THE TASK: Look through the listing and locate every line containing the word "color"; copy those lines.

INPUT RECORDS:
○ ○ ○ ○ ○ ○ ○

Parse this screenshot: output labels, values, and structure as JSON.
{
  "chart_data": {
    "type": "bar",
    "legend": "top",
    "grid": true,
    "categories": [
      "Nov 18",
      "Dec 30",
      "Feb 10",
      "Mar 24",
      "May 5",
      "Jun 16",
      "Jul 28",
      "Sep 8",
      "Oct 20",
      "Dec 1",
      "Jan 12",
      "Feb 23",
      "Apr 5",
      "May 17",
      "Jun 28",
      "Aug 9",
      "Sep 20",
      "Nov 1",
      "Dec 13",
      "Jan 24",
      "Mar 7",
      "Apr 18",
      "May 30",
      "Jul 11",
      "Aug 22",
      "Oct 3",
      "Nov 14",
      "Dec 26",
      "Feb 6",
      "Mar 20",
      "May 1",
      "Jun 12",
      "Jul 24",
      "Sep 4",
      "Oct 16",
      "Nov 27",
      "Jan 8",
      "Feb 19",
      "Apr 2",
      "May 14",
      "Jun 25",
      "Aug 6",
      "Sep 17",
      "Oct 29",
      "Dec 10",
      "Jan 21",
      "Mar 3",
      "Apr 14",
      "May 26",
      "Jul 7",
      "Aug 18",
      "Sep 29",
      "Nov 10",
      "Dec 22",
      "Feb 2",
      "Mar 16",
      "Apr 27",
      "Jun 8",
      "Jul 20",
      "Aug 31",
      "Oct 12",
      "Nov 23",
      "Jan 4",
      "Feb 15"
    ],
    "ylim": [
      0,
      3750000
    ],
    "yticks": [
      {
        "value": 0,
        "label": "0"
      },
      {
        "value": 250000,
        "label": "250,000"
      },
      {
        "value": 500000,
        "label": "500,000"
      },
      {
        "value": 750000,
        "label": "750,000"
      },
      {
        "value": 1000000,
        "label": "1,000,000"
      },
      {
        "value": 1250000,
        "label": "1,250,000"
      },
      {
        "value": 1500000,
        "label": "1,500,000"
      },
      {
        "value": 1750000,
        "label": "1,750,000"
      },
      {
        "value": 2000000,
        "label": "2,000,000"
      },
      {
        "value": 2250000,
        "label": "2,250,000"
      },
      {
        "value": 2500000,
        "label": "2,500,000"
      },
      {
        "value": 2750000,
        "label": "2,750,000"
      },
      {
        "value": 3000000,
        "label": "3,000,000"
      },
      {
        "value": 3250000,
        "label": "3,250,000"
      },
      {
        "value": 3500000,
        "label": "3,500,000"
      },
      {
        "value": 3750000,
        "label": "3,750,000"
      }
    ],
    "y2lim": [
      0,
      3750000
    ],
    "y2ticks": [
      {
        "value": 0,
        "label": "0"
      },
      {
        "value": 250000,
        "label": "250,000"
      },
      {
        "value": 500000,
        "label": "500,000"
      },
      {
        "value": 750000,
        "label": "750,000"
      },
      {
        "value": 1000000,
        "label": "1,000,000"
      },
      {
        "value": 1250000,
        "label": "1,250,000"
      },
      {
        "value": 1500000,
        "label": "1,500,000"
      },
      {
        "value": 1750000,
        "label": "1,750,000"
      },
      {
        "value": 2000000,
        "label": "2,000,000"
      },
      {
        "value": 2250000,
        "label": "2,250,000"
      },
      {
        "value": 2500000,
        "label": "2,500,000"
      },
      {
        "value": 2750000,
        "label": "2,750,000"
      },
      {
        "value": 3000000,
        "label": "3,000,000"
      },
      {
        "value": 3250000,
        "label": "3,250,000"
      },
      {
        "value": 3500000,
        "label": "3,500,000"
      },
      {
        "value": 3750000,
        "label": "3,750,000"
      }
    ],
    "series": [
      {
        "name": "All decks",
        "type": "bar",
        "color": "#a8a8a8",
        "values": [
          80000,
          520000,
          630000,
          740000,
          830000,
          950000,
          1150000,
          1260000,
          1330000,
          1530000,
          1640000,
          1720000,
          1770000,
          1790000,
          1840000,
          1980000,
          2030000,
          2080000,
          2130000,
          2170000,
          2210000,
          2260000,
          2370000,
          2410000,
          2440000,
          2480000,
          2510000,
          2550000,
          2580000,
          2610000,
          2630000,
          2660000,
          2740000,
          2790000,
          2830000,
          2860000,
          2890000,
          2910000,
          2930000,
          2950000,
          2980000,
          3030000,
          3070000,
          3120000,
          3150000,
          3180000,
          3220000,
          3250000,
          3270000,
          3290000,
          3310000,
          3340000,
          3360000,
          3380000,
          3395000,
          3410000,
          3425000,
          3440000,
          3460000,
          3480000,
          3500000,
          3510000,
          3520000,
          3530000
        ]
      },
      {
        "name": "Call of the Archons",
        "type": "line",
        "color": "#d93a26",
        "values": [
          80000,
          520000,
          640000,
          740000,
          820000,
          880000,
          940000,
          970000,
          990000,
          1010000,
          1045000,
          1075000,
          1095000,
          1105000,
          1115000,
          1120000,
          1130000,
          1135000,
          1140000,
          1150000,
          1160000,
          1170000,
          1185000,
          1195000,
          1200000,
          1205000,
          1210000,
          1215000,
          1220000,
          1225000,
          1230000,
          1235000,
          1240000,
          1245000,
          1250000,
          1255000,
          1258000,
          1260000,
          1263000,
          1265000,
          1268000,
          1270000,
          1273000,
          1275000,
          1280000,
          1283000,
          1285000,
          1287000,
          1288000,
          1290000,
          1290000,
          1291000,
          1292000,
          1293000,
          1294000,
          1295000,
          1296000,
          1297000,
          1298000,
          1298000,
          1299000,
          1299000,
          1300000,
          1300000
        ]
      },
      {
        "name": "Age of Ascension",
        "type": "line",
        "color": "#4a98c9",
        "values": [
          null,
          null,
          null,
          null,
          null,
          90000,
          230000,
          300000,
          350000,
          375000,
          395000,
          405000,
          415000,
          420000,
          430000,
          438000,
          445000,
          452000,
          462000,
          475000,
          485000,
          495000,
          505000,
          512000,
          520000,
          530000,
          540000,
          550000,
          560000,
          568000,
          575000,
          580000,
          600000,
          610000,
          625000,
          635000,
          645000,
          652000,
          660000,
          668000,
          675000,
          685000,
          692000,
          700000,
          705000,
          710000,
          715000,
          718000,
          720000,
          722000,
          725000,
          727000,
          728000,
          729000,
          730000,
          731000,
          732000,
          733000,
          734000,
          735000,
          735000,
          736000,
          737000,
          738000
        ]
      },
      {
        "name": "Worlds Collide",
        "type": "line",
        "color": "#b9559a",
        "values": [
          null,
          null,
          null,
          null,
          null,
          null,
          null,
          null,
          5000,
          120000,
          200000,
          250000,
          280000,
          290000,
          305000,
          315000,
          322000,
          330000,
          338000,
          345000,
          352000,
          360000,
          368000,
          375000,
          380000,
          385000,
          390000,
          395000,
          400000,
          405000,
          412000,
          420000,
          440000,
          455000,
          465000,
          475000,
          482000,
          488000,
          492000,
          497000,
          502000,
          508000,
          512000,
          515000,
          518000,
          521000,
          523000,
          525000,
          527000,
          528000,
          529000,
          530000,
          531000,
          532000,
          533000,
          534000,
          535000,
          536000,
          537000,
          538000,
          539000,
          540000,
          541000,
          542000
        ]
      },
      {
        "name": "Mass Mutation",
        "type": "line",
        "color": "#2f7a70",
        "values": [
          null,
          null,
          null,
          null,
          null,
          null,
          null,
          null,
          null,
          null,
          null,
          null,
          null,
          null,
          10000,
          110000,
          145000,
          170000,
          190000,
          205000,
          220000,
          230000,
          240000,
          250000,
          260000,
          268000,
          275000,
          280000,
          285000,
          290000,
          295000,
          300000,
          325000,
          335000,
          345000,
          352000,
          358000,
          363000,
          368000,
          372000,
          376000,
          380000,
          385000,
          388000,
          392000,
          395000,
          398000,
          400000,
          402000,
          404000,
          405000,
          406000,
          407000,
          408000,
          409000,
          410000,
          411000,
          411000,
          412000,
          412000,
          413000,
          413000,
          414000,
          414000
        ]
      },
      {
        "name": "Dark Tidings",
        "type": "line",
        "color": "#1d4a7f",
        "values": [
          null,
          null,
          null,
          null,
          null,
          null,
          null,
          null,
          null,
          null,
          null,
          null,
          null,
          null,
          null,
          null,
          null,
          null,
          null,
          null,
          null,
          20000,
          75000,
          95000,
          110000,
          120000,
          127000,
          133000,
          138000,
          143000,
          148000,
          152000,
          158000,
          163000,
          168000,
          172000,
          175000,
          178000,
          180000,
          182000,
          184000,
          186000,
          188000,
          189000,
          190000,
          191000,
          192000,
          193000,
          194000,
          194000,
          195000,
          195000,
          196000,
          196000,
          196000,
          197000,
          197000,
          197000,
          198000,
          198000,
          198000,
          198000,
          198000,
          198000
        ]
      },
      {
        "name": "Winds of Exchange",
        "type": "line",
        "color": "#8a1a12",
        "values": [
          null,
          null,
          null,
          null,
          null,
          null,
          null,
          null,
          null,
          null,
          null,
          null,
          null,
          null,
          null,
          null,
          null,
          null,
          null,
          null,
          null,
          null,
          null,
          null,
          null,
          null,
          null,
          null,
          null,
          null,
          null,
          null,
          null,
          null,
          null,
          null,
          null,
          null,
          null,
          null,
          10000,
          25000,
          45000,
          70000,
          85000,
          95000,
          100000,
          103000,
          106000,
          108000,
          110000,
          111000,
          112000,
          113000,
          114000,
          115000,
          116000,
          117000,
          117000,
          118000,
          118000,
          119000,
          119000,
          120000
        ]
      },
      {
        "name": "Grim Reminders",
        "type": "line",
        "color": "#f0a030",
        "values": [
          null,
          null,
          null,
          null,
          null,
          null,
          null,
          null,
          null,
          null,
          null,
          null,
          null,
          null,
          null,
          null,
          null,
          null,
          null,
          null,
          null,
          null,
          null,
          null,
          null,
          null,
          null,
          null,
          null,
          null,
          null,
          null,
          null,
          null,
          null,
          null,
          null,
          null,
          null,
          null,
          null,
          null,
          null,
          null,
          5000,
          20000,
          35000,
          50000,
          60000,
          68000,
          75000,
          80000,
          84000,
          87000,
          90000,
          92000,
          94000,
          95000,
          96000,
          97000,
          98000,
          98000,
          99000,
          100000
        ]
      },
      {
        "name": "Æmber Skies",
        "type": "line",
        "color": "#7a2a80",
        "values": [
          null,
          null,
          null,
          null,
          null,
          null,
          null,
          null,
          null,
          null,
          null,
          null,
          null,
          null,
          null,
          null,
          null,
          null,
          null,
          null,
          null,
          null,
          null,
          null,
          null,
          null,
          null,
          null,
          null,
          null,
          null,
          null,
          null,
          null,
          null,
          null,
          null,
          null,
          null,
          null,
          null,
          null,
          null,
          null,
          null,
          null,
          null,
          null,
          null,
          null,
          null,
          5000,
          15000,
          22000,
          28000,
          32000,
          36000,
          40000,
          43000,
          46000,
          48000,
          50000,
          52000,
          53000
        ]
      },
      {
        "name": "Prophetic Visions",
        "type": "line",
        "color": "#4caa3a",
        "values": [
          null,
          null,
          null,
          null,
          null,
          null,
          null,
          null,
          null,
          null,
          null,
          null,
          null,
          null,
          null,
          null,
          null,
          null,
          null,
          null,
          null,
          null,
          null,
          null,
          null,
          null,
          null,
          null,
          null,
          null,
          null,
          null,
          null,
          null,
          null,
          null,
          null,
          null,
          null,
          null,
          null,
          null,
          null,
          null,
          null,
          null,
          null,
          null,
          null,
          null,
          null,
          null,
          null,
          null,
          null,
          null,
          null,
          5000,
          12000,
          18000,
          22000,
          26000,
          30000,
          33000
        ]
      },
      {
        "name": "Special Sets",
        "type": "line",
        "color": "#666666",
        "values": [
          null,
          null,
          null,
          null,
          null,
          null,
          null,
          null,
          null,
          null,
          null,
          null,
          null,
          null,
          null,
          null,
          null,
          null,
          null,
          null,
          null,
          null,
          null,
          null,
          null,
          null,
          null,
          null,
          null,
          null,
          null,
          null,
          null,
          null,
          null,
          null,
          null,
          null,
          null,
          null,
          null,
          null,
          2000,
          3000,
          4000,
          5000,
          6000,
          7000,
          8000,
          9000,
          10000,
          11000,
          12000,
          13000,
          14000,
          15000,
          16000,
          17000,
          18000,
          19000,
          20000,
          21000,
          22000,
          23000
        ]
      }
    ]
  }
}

○ ○ ○ ○ ○ ○ ○

CORRECT OUTPUT:
        "color": "#a8a8a8",
        "color": "#d93a26",
        "color": "#4a98c9",
        "color": "#b9559a",
        "color": "#2f7a70",
        "color": "#1d4a7f",
        "color": "#8a1a12",
        "color": "#f0a030",
        "color": "#7a2a80",
        "color": "#4caa3a",
        "color": "#666666",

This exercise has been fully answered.